● **Stored entries**
· · · ·
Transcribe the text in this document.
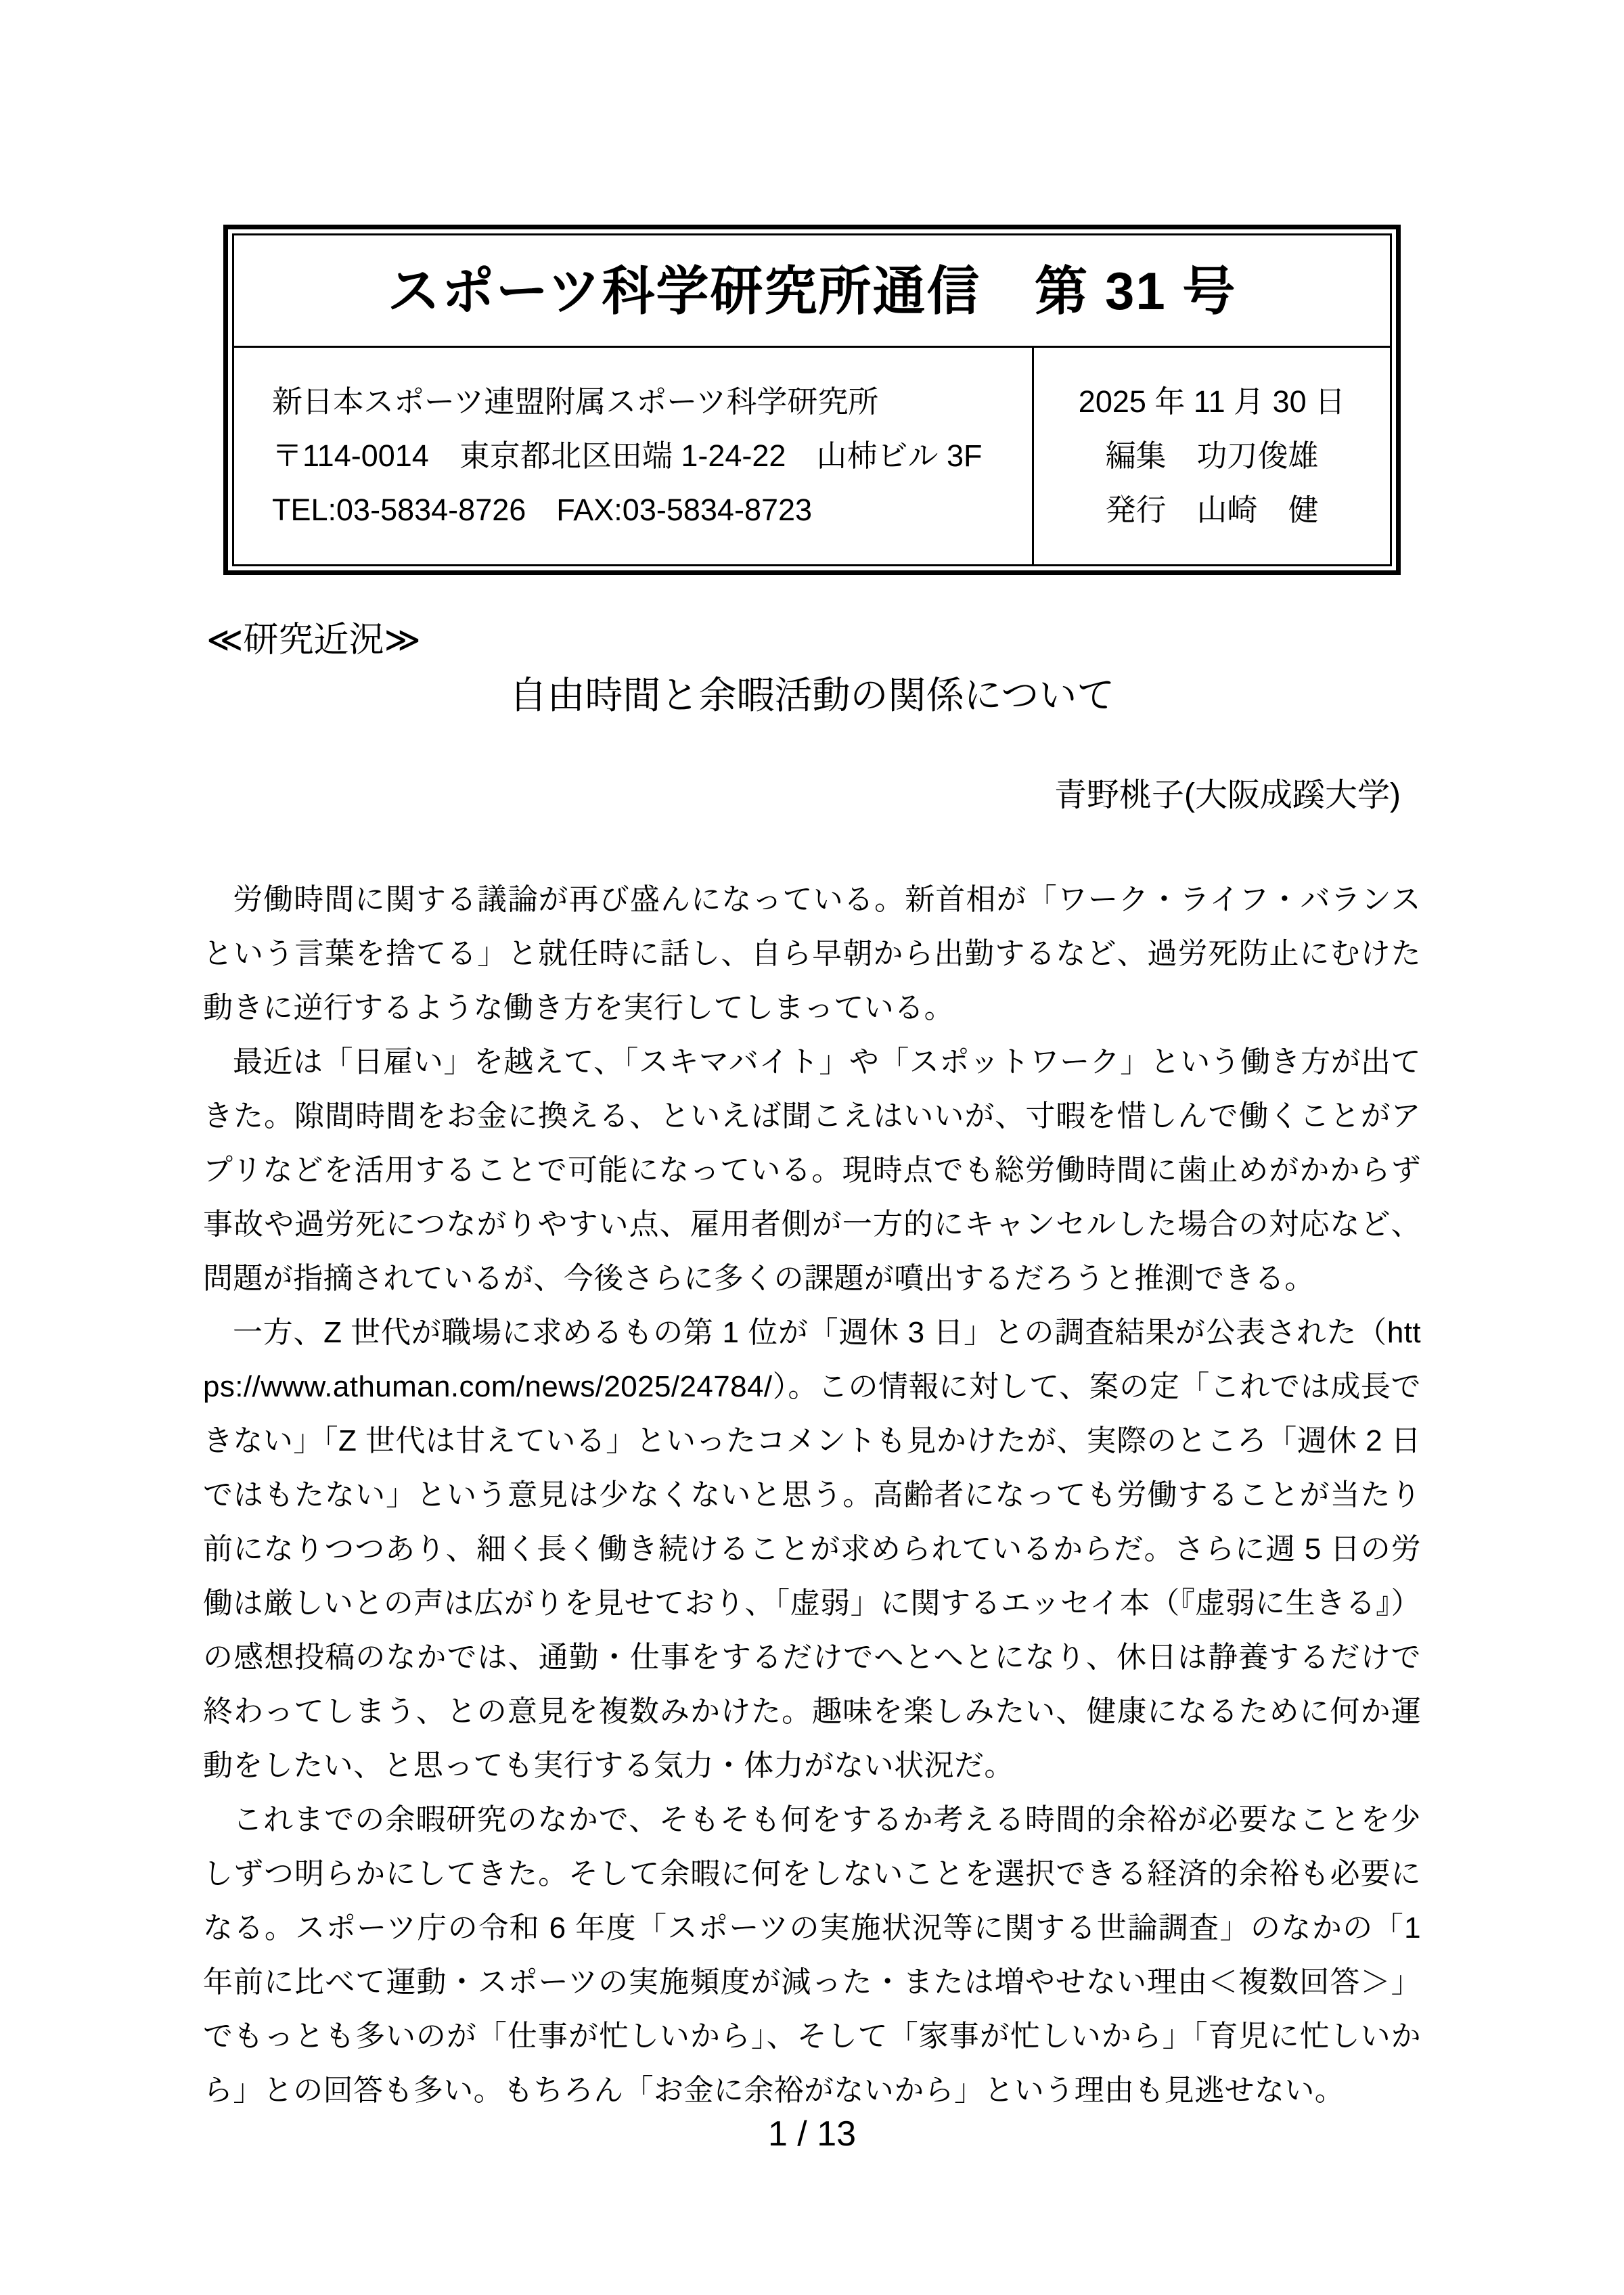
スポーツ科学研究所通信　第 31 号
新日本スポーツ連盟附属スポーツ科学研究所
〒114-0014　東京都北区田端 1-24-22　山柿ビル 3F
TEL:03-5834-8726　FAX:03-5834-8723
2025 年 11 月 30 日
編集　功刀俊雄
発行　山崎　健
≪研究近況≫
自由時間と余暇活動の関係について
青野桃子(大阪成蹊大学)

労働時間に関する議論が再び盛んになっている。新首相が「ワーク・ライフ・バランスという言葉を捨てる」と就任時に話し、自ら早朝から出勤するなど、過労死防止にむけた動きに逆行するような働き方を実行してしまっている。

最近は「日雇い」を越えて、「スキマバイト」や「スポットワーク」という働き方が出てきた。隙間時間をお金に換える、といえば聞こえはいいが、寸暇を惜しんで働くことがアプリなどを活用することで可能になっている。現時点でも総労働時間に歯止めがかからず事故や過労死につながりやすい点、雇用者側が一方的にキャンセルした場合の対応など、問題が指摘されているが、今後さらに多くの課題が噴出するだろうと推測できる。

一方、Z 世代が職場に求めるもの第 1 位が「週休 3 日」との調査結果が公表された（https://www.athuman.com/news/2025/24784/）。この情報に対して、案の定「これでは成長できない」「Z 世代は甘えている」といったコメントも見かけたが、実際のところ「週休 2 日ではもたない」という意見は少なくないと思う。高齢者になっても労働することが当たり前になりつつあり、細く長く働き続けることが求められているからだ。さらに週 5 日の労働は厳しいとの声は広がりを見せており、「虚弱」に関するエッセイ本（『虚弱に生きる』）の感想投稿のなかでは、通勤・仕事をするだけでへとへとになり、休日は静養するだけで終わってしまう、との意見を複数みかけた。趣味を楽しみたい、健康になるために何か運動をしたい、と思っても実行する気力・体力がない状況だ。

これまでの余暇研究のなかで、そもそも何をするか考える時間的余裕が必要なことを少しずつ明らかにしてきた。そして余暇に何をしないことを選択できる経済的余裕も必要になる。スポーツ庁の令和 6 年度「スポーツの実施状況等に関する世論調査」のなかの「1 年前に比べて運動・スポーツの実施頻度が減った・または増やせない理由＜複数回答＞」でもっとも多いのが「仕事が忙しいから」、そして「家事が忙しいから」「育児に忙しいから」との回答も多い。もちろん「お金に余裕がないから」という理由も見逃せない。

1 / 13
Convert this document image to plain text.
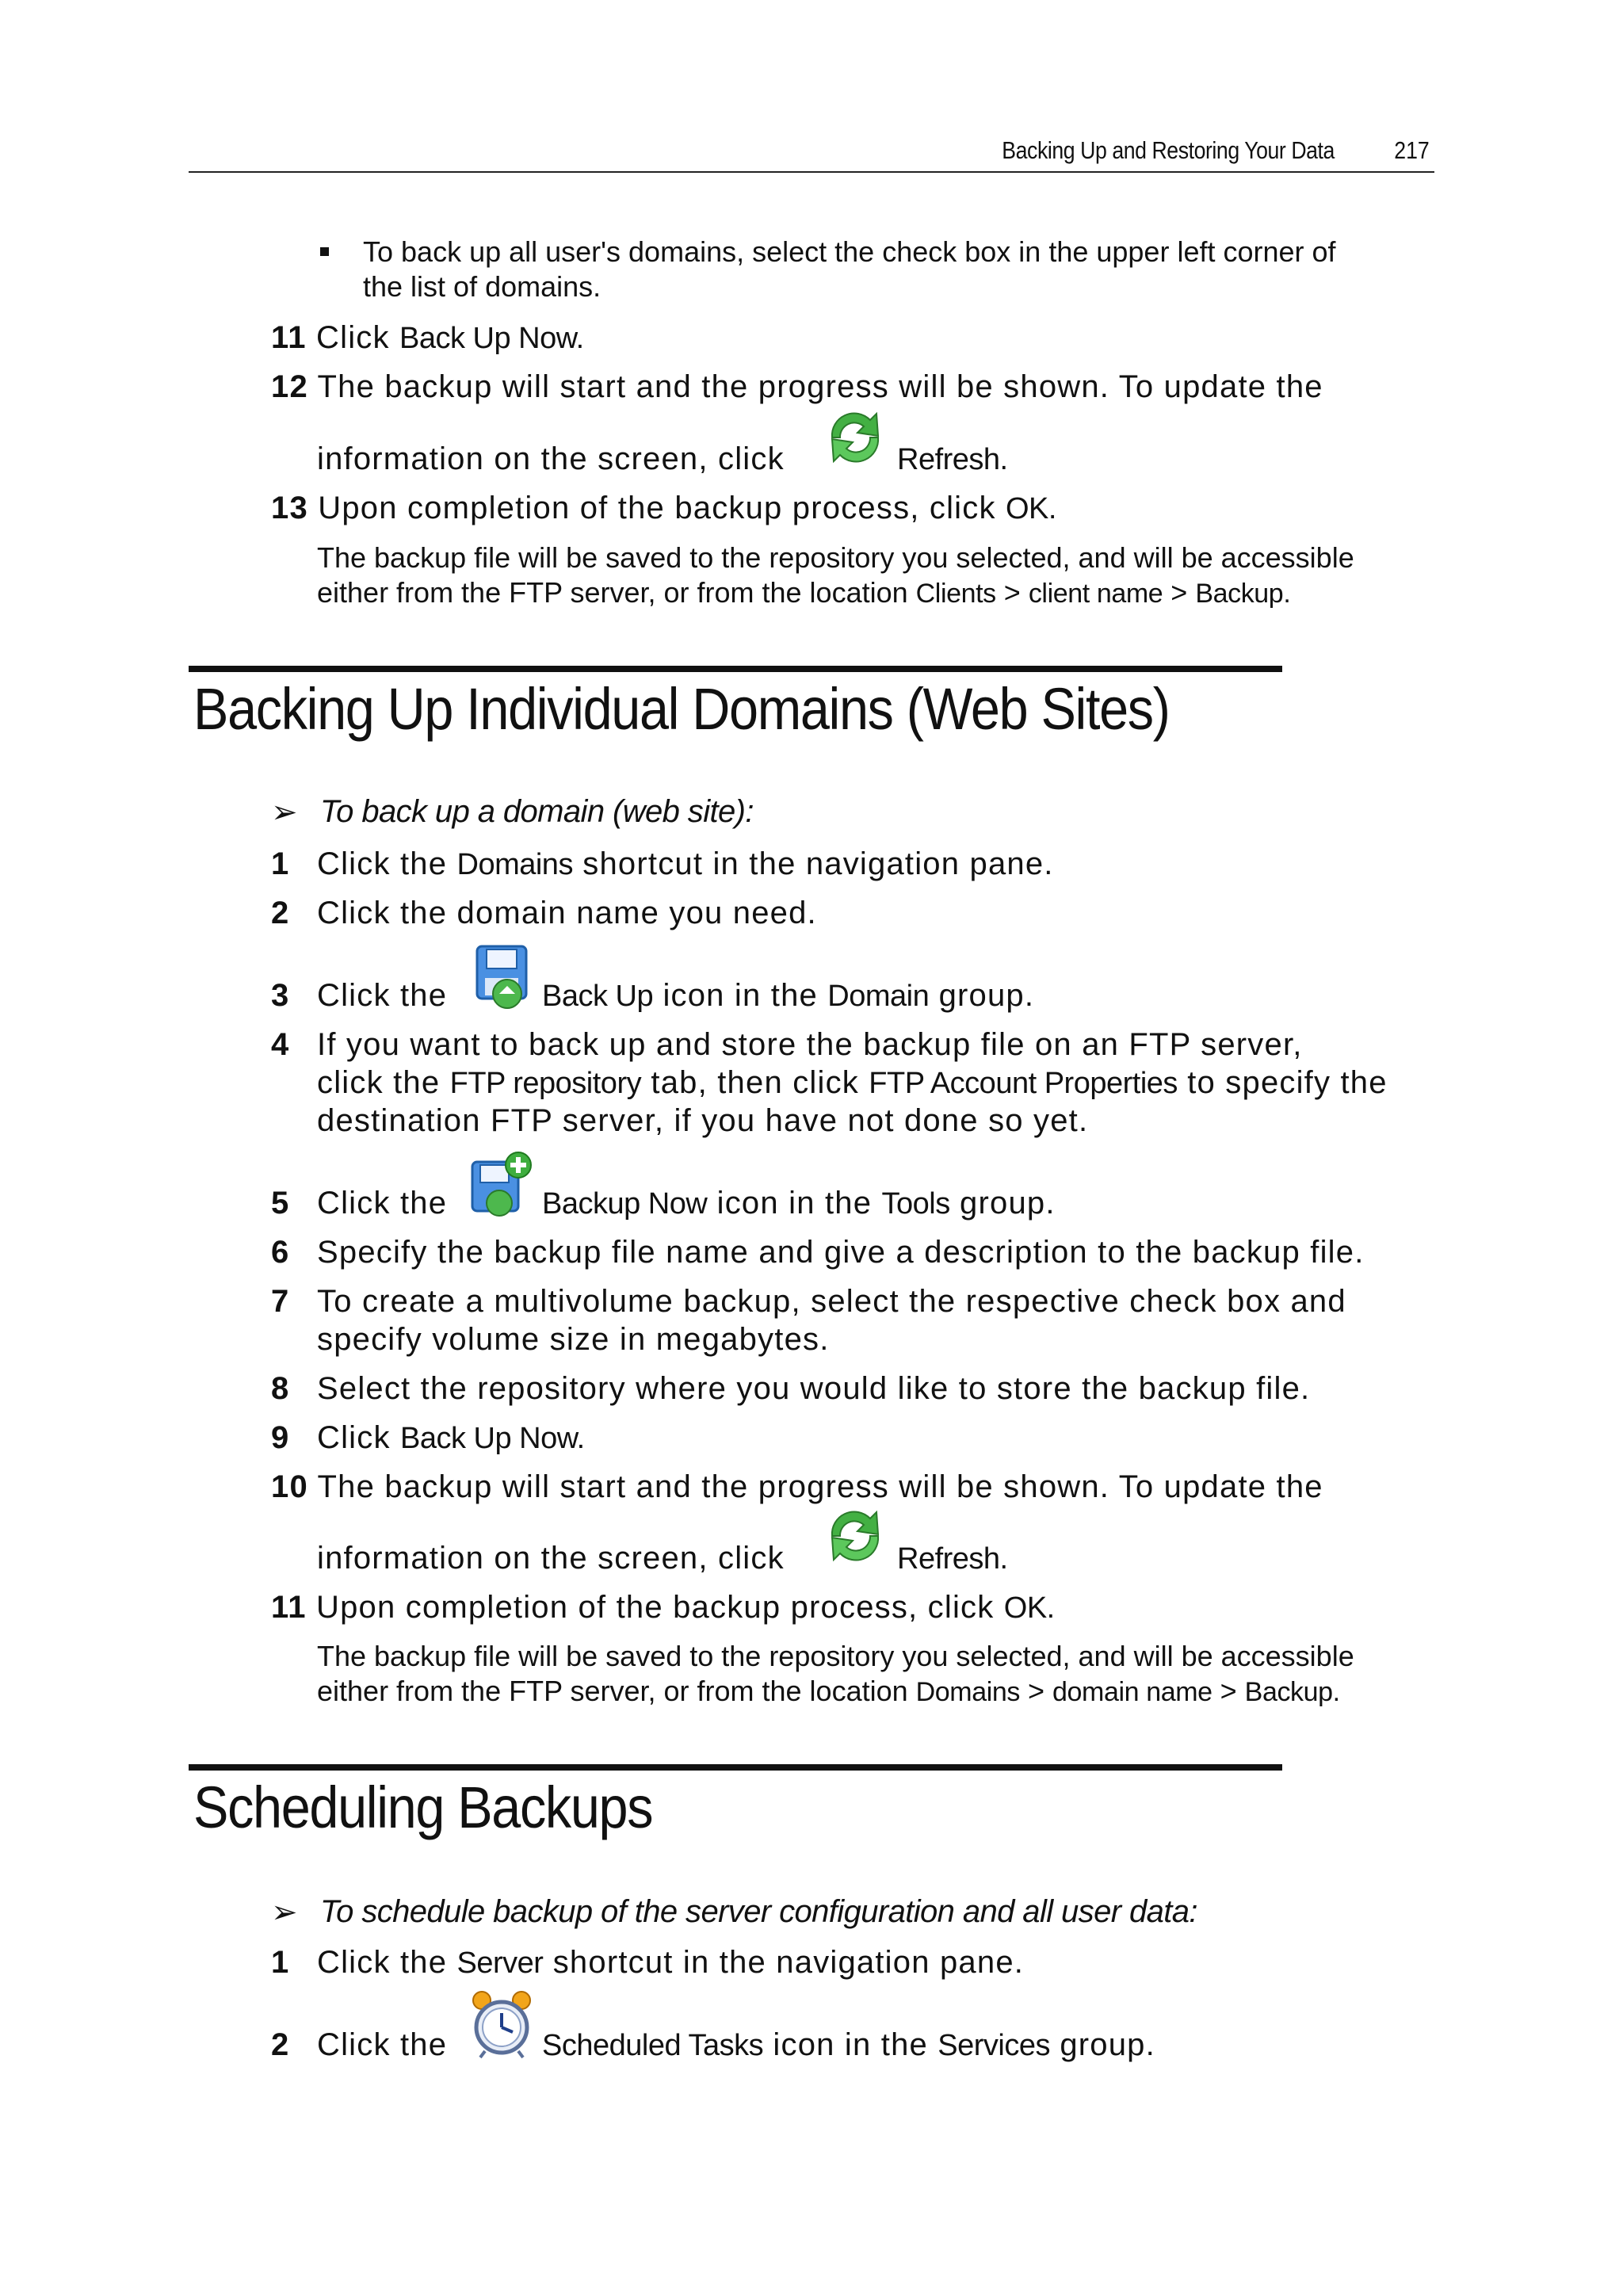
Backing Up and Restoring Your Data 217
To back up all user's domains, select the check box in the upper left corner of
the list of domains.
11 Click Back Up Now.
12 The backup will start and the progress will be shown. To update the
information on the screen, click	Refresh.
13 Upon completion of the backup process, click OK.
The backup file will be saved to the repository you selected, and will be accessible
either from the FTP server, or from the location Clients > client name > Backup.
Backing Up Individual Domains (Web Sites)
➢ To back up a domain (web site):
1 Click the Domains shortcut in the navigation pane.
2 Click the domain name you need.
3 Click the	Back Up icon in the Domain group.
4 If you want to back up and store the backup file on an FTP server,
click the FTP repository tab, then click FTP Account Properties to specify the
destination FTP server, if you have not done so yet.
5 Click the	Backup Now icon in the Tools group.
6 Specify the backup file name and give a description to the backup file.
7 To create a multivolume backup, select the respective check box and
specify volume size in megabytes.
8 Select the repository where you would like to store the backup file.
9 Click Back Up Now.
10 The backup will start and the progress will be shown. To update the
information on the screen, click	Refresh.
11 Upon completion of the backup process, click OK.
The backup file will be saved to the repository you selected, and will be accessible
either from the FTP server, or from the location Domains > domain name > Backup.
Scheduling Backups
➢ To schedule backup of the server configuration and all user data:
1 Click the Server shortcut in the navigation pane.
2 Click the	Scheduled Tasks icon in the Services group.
· · · ·
● **Task prompt**
The string "either" may appear in lines of the listing above; tally those lines and give the number only.

● **Written solution**
2